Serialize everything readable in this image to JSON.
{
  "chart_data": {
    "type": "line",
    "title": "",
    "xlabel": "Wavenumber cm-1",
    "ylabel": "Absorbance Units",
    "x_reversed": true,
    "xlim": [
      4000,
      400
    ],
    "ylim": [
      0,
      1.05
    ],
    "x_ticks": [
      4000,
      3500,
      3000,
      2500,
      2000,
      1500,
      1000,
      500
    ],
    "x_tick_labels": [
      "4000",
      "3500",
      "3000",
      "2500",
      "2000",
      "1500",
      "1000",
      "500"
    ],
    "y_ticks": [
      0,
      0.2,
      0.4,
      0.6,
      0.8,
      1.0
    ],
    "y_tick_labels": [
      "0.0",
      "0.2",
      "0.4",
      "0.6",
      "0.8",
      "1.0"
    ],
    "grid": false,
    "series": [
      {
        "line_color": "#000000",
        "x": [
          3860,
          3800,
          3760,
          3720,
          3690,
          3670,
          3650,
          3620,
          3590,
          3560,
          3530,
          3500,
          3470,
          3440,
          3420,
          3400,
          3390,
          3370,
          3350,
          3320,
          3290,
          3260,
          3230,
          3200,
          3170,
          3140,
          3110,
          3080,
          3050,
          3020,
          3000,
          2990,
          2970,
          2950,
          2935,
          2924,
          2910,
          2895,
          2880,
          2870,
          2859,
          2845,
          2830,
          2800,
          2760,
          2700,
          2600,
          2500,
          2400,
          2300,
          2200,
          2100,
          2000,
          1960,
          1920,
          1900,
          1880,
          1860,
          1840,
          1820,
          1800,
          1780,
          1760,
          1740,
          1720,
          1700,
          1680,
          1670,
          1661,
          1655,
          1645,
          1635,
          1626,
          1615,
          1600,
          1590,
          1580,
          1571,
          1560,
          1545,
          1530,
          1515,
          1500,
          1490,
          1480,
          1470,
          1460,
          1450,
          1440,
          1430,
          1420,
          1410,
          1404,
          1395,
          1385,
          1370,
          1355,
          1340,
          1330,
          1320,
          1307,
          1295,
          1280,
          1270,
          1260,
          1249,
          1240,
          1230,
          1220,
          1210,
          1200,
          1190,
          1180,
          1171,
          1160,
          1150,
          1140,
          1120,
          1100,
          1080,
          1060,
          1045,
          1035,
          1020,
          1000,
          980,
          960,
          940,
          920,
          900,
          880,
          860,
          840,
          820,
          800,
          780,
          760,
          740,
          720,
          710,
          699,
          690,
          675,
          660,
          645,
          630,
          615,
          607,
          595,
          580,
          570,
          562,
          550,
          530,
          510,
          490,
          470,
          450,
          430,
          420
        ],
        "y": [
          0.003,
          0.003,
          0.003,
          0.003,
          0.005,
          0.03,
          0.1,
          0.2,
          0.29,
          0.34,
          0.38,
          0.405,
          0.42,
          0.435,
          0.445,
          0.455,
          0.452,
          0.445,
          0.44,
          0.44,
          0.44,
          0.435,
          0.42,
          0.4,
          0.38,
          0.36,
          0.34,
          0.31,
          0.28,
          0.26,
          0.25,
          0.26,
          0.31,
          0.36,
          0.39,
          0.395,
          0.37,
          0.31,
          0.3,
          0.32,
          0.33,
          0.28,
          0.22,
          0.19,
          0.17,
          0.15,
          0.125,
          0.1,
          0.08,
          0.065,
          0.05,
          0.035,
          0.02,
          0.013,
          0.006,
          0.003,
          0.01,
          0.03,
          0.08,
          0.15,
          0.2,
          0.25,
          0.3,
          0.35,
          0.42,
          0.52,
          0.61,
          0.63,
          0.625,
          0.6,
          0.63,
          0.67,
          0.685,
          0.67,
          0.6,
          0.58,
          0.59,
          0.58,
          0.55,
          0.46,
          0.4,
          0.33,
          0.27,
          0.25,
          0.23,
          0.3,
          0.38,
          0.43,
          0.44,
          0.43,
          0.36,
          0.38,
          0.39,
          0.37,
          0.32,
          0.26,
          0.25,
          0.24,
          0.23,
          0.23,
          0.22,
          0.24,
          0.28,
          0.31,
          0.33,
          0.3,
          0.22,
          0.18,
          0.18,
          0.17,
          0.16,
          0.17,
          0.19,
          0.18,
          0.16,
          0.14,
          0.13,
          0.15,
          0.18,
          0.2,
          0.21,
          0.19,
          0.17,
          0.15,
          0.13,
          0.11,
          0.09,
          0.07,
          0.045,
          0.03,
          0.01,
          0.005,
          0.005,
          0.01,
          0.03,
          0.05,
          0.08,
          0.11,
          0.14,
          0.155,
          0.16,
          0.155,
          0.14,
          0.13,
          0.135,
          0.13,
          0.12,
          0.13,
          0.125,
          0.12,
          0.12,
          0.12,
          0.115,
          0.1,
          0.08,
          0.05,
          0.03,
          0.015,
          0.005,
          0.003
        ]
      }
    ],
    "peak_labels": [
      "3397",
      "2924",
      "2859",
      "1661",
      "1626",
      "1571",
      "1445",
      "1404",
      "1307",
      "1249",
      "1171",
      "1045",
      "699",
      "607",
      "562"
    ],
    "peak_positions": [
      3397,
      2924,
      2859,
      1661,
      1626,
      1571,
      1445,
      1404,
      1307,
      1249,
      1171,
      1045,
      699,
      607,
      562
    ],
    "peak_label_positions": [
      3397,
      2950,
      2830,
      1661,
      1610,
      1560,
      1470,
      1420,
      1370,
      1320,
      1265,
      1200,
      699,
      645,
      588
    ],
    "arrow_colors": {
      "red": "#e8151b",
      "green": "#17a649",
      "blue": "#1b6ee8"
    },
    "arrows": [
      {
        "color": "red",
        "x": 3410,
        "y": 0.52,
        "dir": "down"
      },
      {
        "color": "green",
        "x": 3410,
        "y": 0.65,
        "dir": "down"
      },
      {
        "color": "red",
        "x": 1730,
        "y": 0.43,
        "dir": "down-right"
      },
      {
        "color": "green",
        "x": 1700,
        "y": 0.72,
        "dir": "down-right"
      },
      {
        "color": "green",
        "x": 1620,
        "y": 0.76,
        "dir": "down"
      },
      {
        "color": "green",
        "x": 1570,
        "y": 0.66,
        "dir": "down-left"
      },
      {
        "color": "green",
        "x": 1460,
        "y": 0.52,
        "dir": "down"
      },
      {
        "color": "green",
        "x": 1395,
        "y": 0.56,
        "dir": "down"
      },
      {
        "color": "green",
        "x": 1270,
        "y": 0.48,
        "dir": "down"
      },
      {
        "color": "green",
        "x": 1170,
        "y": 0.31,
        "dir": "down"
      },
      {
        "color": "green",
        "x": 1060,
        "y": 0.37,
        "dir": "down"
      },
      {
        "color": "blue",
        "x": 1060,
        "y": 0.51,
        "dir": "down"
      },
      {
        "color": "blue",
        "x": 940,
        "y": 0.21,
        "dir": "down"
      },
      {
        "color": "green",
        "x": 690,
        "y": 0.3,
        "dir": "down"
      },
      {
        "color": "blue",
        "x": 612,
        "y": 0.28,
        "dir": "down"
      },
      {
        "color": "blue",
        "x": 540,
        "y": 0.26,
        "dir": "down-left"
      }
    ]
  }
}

☆ ☆ ☆ ☆

§ Work to be completed:
Repeat each record in full; every line must match exactly.

§ Full solution:
Serialize everything readable in this image to JSON.
{
  "chart_data": {
    "type": "line",
    "title": "",
    "xlabel": "Wavenumber cm-1",
    "ylabel": "Absorbance Units",
    "x_reversed": true,
    "xlim": [
      4000,
      400
    ],
    "ylim": [
      0,
      1.05
    ],
    "x_ticks": [
      4000,
      3500,
      3000,
      2500,
      2000,
      1500,
      1000,
      500
    ],
    "x_tick_labels": [
      "4000",
      "3500",
      "3000",
      "2500",
      "2000",
      "1500",
      "1000",
      "500"
    ],
    "y_ticks": [
      0,
      0.2,
      0.4,
      0.6,
      0.8,
      1.0
    ],
    "y_tick_labels": [
      "0.0",
      "0.2",
      "0.4",
      "0.6",
      "0.8",
      "1.0"
    ],
    "grid": false,
    "series": [
      {
        "line_color": "#000000",
        "x": [
          3860,
          3800,
          3760,
          3720,
          3690,
          3670,
          3650,
          3620,
          3590,
          3560,
          3530,
          3500,
          3470,
          3440,
          3420,
          3400,
          3390,
          3370,
          3350,
          3320,
          3290,
          3260,
          3230,
          3200,
          3170,
          3140,
          3110,
          3080,
          3050,
          3020,
          3000,
          2990,
          2970,
          2950,
          2935,
          2924,
          2910,
          2895,
          2880,
          2870,
          2859,
          2845,
          2830,
          2800,
          2760,
          2700,
          2600,
          2500,
          2400,
          2300,
          2200,
          2100,
          2000,
          1960,
          1920,
          1900,
          1880,
          1860,
          1840,
          1820,
          1800,
          1780,
          1760,
          1740,
          1720,
          1700,
          1680,
          1670,
          1661,
          1655,
          1645,
          1635,
          1626,
          1615,
          1600,
          1590,
          1580,
          1571,
          1560,
          1545,
          1530,
          1515,
          1500,
          1490,
          1480,
          1470,
          1460,
          1450,
          1440,
          1430,
          1420,
          1410,
          1404,
          1395,
          1385,
          1370,
          1355,
          1340,
          1330,
          1320,
          1307,
          1295,
          1280,
          1270,
          1260,
          1249,
          1240,
          1230,
          1220,
          1210,
          1200,
          1190,
          1180,
          1171,
          1160,
          1150,
          1140,
          1120,
          1100,
          1080,
          1060,
          1045,
          1035,
          1020,
          1000,
          980,
          960,
          940,
          920,
          900,
          880,
          860,
          840,
          820,
          800,
          780,
          760,
          740,
          720,
          710,
          699,
          690,
          675,
          660,
          645,
          630,
          615,
          607,
          595,
          580,
          570,
          562,
          550,
          530,
          510,
          490,
          470,
          450,
          430,
          420
        ],
        "y": [
          0.003,
          0.003,
          0.003,
          0.003,
          0.005,
          0.03,
          0.1,
          0.2,
          0.29,
          0.34,
          0.38,
          0.405,
          0.42,
          0.435,
          0.445,
          0.455,
          0.452,
          0.445,
          0.44,
          0.44,
          0.44,
          0.435,
          0.42,
          0.4,
          0.38,
          0.36,
          0.34,
          0.31,
          0.28,
          0.26,
          0.25,
          0.26,
          0.31,
          0.36,
          0.39,
          0.395,
          0.37,
          0.31,
          0.3,
          0.32,
          0.33,
          0.28,
          0.22,
          0.19,
          0.17,
          0.15,
          0.125,
          0.1,
          0.08,
          0.065,
          0.05,
          0.035,
          0.02,
          0.013,
          0.006,
          0.003,
          0.01,
          0.03,
          0.08,
          0.15,
          0.2,
          0.25,
          0.3,
          0.35,
          0.42,
          0.52,
          0.61,
          0.63,
          0.625,
          0.6,
          0.63,
          0.67,
          0.685,
          0.67,
          0.6,
          0.58,
          0.59,
          0.58,
          0.55,
          0.46,
          0.4,
          0.33,
          0.27,
          0.25,
          0.23,
          0.3,
          0.38,
          0.43,
          0.44,
          0.43,
          0.36,
          0.38,
          0.39,
          0.37,
          0.32,
          0.26,
          0.25,
          0.24,
          0.23,
          0.23,
          0.22,
          0.24,
          0.28,
          0.31,
          0.33,
          0.3,
          0.22,
          0.18,
          0.18,
          0.17,
          0.16,
          0.17,
          0.19,
          0.18,
          0.16,
          0.14,
          0.13,
          0.15,
          0.18,
          0.2,
          0.21,
          0.19,
          0.17,
          0.15,
          0.13,
          0.11,
          0.09,
          0.07,
          0.045,
          0.03,
          0.01,
          0.005,
          0.005,
          0.01,
          0.03,
          0.05,
          0.08,
          0.11,
          0.14,
          0.155,
          0.16,
          0.155,
          0.14,
          0.13,
          0.135,
          0.13,
          0.12,
          0.13,
          0.125,
          0.12,
          0.12,
          0.12,
          0.115,
          0.1,
          0.08,
          0.05,
          0.03,
          0.015,
          0.005,
          0.003
        ]
      }
    ],
    "peak_labels": [
      "3397",
      "2924",
      "2859",
      "1661",
      "1626",
      "1571",
      "1445",
      "1404",
      "1307",
      "1249",
      "1171",
      "1045",
      "699",
      "607",
      "562"
    ],
    "peak_positions": [
      3397,
      2924,
      2859,
      1661,
      1626,
      1571,
      1445,
      1404,
      1307,
      1249,
      1171,
      1045,
      699,
      607,
      562
    ],
    "peak_label_positions": [
      3397,
      2950,
      2830,
      1661,
      1610,
      1560,
      1470,
      1420,
      1370,
      1320,
      1265,
      1200,
      699,
      645,
      588
    ],
    "arrow_colors": {
      "red": "#e8151b",
      "green": "#17a649",
      "blue": "#1b6ee8"
    },
    "arrows": [
      {
        "color": "red",
        "x": 3410,
        "y": 0.52,
        "dir": "down"
      },
      {
        "color": "green",
        "x": 3410,
        "y": 0.65,
        "dir": "down"
      },
      {
        "color": "red",
        "x": 1730,
        "y": 0.43,
        "dir": "down-right"
      },
      {
        "color": "green",
        "x": 1700,
        "y": 0.72,
        "dir": "down-right"
      },
      {
        "color": "green",
        "x": 1620,
        "y": 0.76,
        "dir": "down"
      },
      {
        "color": "green",
        "x": 1570,
        "y": 0.66,
        "dir": "down-left"
      },
      {
        "color": "green",
        "x": 1460,
        "y": 0.52,
        "dir": "down"
      },
      {
        "color": "green",
        "x": 1395,
        "y": 0.56,
        "dir": "down"
      },
      {
        "color": "green",
        "x": 1270,
        "y": 0.48,
        "dir": "down"
      },
      {
        "color": "green",
        "x": 1170,
        "y": 0.31,
        "dir": "down"
      },
      {
        "color": "green",
        "x": 1060,
        "y": 0.37,
        "dir": "down"
      },
      {
        "color": "blue",
        "x": 1060,
        "y": 0.51,
        "dir": "down"
      },
      {
        "color": "blue",
        "x": 940,
        "y": 0.21,
        "dir": "down"
      },
      {
        "color": "green",
        "x": 690,
        "y": 0.3,
        "dir": "down"
      },
      {
        "color": "blue",
        "x": 612,
        "y": 0.28,
        "dir": "down"
      },
      {
        "color": "blue",
        "x": 540,
        "y": 0.26,
        "dir": "down-left"
      }
    ]
  }
}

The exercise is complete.